*Dataset excerpts*:

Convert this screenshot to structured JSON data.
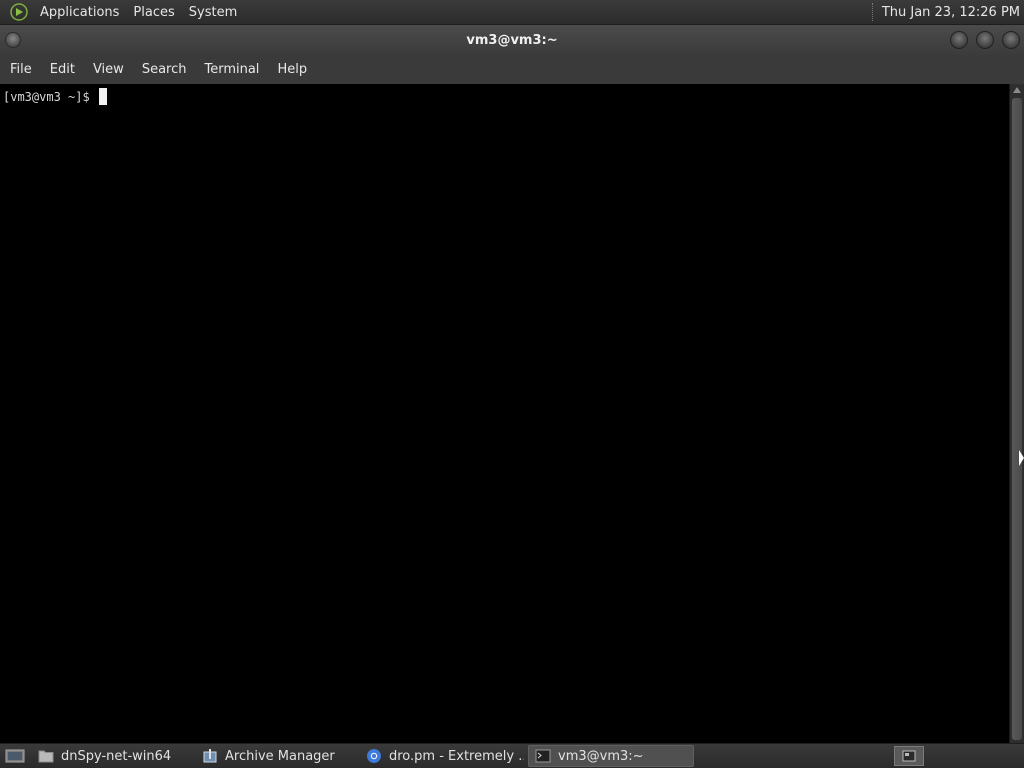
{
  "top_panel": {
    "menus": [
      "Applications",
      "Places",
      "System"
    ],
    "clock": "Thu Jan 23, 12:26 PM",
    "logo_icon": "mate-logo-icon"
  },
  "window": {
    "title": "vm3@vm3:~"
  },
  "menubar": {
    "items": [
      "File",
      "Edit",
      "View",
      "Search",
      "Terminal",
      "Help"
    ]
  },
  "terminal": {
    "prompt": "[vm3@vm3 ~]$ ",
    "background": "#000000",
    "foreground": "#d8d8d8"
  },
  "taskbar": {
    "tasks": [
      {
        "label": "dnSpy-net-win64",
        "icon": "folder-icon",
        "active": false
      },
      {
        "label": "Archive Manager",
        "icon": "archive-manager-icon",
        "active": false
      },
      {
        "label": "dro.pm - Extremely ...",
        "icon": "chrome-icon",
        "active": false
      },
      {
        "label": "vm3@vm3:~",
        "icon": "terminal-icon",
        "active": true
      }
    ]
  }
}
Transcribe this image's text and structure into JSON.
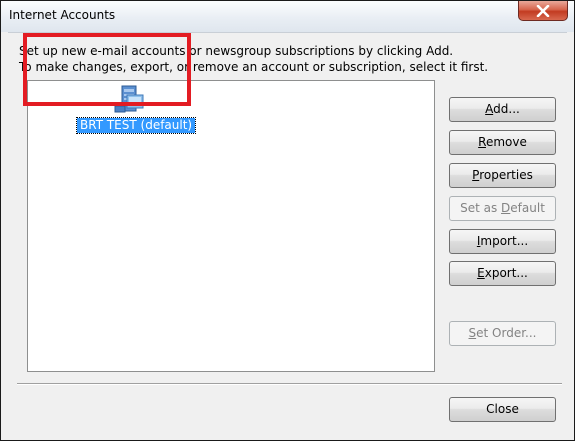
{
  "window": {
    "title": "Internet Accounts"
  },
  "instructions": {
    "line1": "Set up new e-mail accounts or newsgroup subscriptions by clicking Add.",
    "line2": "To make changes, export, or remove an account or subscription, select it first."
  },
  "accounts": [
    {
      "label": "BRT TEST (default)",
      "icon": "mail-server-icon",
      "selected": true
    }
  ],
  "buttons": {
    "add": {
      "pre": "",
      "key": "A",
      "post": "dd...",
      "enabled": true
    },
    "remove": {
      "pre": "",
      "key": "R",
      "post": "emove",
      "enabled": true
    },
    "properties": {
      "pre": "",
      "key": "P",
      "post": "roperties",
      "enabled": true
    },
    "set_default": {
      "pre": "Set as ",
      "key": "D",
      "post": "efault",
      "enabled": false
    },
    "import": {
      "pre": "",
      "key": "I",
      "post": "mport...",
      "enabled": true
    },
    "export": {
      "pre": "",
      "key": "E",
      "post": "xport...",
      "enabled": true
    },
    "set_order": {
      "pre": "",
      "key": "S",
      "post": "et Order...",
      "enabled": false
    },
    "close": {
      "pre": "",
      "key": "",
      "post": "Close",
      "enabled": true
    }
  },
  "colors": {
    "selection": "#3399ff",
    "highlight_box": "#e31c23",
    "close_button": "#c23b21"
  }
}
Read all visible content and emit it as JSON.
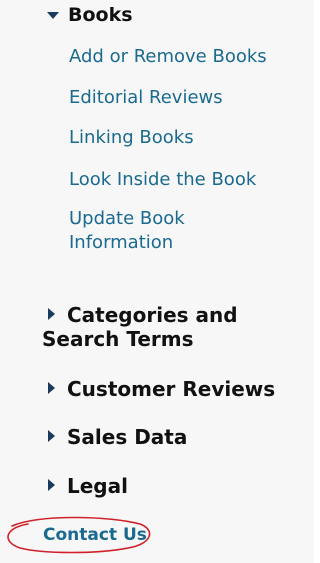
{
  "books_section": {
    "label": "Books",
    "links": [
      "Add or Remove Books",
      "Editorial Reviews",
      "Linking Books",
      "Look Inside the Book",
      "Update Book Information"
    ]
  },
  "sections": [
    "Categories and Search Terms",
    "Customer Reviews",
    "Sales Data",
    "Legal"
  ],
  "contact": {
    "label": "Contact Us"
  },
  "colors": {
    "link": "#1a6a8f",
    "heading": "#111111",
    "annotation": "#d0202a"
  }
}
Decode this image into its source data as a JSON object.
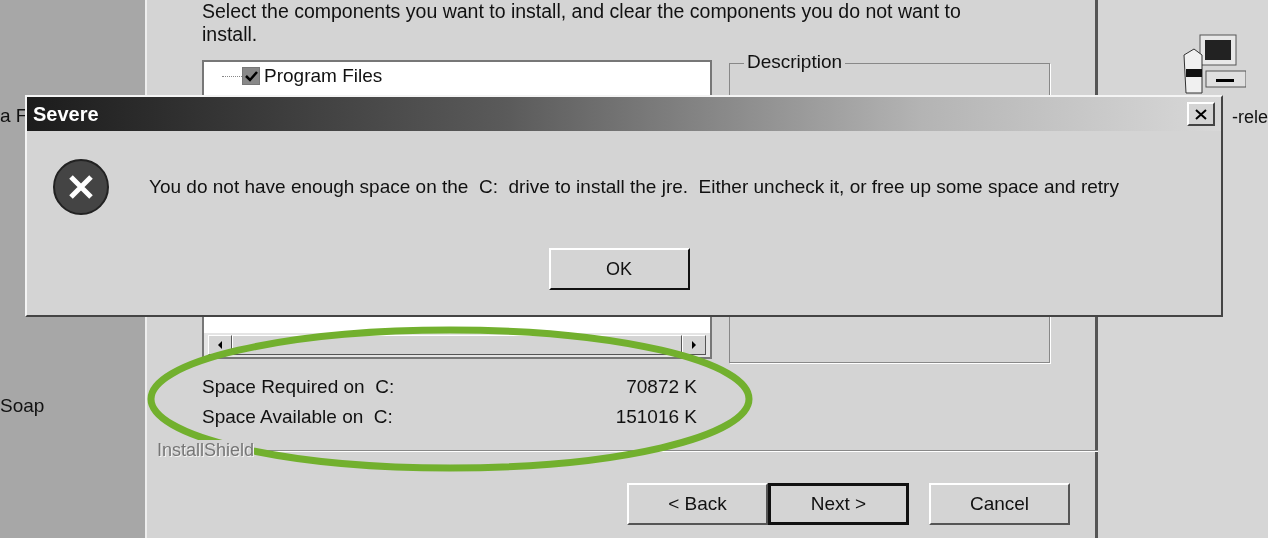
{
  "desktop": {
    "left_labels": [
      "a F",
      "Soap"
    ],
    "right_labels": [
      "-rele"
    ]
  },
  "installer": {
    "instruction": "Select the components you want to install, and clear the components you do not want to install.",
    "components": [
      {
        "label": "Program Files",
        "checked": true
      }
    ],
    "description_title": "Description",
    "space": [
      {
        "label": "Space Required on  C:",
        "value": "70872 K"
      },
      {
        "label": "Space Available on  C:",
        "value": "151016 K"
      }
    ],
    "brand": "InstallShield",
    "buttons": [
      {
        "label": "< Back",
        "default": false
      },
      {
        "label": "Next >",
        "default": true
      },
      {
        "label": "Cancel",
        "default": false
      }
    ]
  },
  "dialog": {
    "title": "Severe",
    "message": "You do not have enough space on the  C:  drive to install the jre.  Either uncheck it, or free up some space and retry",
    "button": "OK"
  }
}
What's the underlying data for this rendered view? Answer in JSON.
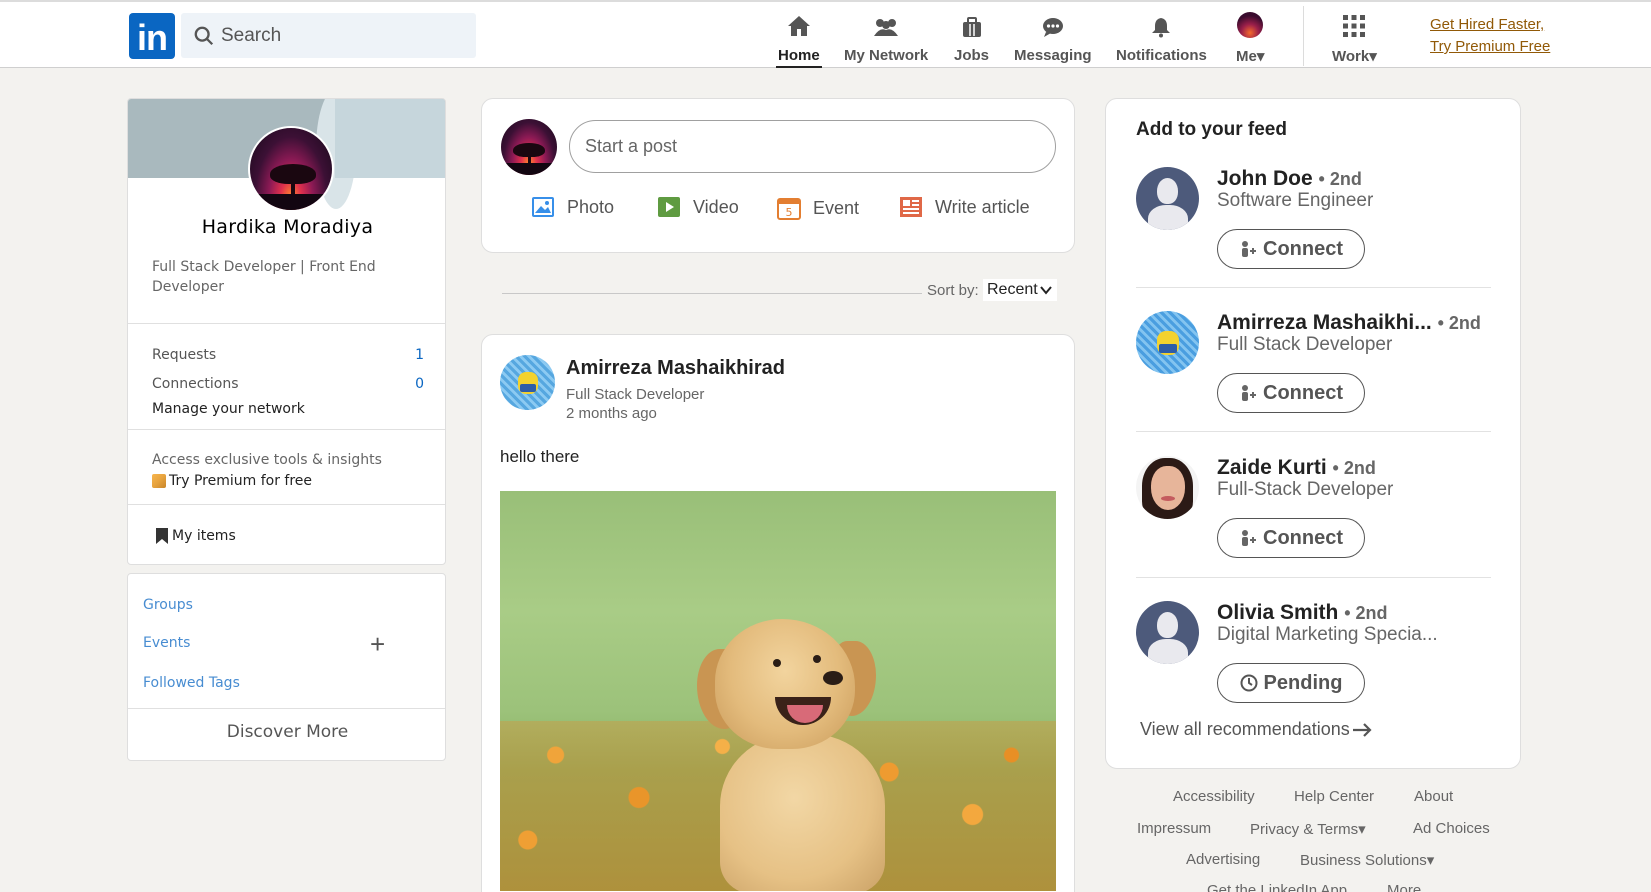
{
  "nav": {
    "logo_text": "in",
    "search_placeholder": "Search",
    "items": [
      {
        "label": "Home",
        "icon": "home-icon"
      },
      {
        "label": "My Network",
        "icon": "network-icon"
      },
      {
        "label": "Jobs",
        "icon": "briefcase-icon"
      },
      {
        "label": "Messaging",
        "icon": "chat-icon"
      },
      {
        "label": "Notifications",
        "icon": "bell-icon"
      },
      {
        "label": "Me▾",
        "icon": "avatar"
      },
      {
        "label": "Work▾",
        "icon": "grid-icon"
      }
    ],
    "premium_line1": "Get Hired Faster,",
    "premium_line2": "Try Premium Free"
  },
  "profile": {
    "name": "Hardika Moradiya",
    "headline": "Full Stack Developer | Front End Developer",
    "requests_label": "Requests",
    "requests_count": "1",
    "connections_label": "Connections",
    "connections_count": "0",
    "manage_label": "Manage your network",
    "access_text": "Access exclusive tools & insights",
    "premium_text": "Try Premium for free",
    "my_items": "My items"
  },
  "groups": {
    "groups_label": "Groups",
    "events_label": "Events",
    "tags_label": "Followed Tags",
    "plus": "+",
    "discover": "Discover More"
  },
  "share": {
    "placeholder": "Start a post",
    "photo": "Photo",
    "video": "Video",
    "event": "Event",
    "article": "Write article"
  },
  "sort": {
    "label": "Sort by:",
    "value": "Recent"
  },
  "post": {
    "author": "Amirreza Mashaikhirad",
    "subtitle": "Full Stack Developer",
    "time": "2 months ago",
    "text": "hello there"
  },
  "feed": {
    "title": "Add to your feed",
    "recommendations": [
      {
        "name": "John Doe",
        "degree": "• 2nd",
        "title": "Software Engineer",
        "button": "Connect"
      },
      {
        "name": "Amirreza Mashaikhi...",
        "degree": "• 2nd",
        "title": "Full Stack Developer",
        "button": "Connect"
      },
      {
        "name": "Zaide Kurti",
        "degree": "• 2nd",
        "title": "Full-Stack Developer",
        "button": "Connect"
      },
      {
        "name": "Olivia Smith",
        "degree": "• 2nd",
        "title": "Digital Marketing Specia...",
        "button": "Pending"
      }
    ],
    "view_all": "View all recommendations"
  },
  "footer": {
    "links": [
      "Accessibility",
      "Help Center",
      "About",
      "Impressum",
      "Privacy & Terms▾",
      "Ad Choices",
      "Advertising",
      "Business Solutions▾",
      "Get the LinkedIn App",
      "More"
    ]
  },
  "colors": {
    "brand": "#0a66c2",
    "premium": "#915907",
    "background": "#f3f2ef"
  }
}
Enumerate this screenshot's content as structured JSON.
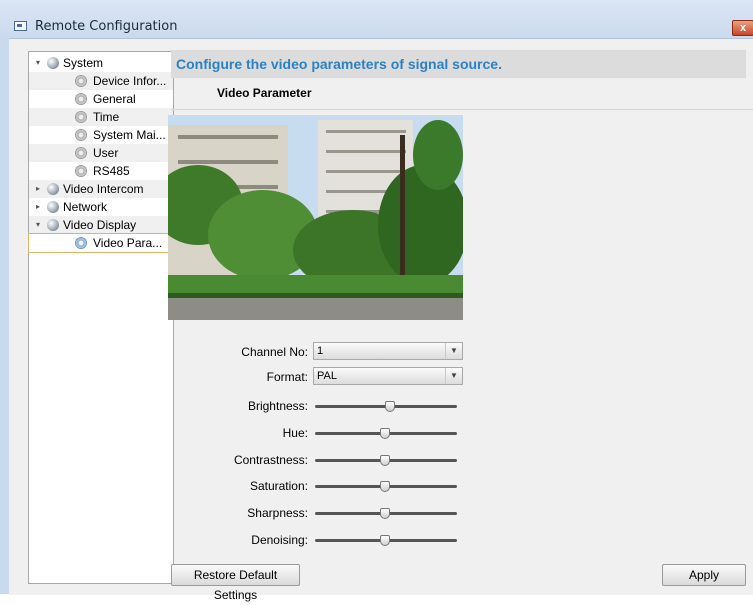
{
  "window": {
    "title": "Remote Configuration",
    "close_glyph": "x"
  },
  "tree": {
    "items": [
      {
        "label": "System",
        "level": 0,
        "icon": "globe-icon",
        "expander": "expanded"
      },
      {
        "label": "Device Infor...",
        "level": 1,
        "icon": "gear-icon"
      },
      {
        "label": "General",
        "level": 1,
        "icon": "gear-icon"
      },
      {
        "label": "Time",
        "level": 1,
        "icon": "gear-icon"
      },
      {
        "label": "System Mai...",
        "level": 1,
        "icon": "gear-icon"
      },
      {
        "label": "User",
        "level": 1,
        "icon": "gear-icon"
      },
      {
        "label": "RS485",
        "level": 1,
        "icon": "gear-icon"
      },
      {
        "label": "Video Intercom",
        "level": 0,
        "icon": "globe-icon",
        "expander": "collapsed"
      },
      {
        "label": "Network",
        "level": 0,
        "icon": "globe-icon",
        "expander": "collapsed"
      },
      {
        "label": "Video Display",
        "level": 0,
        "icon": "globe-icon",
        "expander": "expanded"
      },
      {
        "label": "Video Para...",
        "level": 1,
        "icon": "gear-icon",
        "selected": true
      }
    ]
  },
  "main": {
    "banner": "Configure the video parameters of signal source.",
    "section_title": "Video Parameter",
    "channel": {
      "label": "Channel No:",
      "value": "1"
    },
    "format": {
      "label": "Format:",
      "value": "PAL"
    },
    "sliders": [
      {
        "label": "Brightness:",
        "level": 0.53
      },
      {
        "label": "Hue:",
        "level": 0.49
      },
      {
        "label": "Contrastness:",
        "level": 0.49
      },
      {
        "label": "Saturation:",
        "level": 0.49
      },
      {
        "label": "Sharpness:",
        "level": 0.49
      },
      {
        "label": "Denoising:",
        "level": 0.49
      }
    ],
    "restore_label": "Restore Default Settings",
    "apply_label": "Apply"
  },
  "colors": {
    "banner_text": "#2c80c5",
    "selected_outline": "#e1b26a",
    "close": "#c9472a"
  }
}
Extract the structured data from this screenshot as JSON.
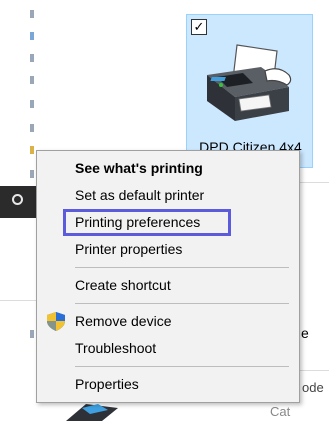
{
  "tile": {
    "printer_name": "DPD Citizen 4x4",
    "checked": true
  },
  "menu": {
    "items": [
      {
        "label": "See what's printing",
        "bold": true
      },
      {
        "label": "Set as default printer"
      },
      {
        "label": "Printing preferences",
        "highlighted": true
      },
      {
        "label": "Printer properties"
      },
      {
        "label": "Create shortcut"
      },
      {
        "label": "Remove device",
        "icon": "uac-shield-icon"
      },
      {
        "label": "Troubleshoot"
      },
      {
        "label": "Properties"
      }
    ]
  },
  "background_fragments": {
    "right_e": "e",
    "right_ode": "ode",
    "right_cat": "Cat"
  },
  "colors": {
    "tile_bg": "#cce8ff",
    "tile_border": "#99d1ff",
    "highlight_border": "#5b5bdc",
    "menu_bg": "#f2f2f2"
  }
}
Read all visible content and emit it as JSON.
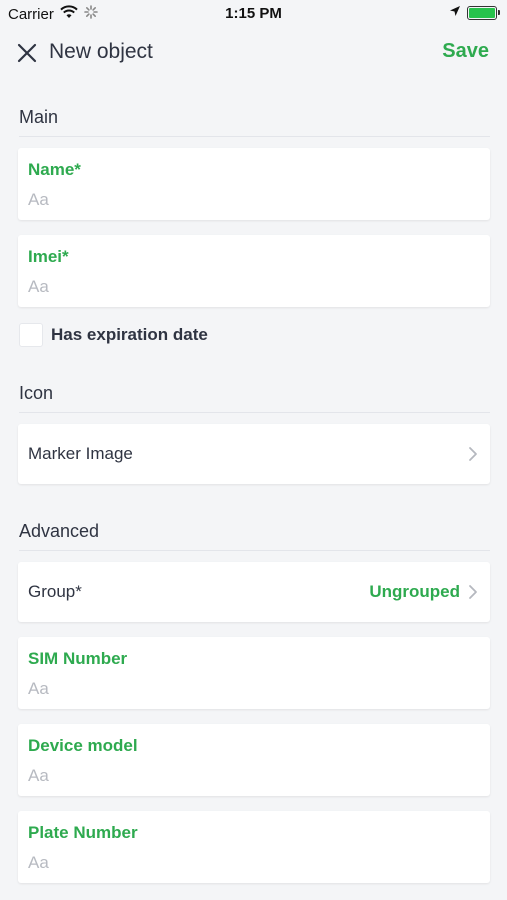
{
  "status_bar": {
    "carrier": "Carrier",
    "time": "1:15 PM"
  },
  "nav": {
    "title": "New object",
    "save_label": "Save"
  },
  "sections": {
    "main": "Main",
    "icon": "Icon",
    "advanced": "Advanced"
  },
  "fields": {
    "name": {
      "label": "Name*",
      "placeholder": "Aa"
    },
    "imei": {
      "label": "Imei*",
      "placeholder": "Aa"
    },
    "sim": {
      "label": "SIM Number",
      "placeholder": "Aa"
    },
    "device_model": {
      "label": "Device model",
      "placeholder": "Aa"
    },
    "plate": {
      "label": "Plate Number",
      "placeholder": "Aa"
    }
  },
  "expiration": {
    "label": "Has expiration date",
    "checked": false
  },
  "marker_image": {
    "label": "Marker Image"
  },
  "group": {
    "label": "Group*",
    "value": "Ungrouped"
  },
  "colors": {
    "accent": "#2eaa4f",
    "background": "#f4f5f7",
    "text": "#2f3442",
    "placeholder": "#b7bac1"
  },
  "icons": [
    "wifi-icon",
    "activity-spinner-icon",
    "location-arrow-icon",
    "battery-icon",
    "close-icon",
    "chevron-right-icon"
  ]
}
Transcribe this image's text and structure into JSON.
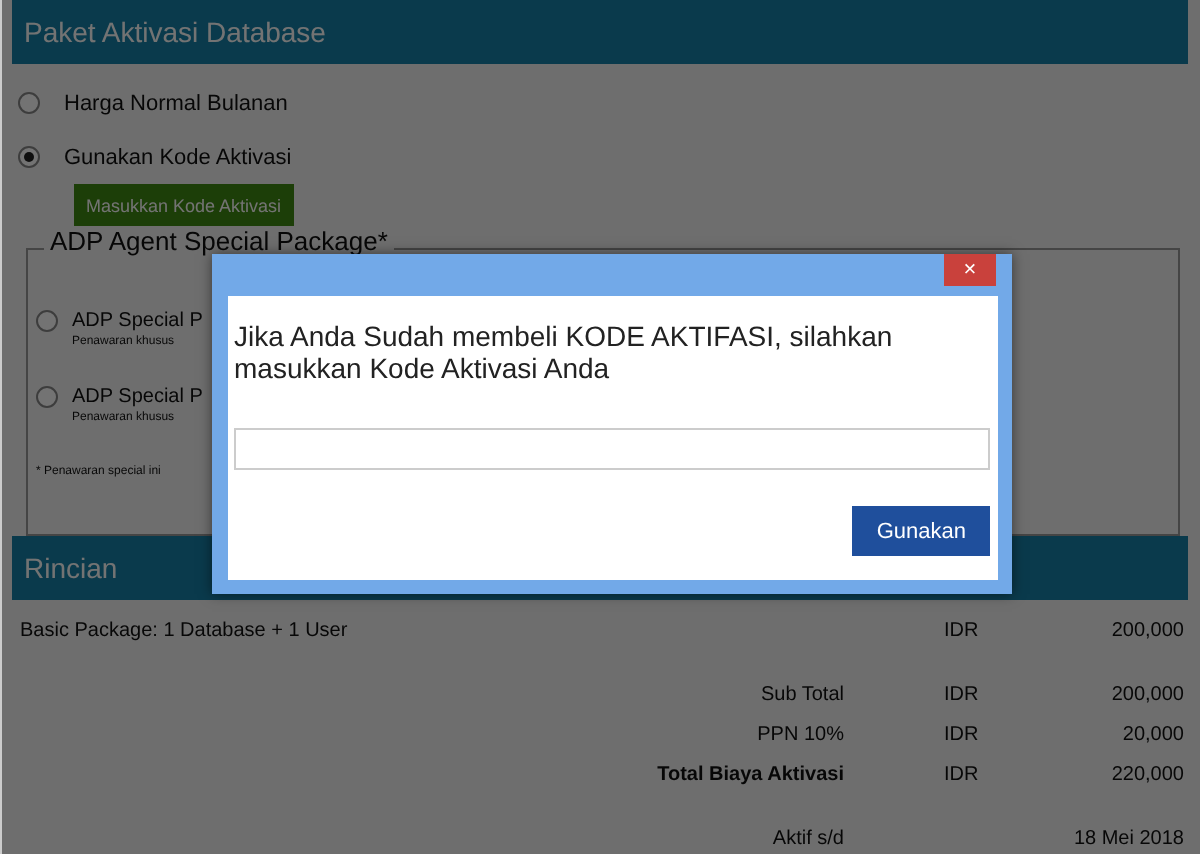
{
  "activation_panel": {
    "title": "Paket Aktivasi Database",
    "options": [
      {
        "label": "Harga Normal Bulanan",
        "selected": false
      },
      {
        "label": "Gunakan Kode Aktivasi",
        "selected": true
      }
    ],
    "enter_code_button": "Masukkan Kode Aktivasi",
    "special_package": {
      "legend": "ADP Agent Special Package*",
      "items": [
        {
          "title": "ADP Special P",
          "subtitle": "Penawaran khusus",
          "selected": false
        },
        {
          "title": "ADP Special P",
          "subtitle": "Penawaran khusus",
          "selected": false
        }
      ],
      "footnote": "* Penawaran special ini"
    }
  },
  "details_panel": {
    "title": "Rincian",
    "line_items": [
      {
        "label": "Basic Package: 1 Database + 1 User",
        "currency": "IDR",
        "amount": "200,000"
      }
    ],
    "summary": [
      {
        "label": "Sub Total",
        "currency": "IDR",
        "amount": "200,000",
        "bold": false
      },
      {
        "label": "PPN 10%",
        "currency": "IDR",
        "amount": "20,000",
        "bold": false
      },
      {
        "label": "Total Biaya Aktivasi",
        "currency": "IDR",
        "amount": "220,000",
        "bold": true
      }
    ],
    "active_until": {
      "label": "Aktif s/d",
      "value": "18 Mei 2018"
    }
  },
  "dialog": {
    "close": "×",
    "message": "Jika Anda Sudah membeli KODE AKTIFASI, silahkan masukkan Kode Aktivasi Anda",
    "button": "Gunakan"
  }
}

*Written problem*:
Scan the listing above and identify each line holding the string "screenshot"; copy every such line.

*Solution to the problem*:
Convert this screenshot to structured JSON data.
Enumerate this screenshot's content as structured JSON.
Extract the structured data from this screenshot as JSON.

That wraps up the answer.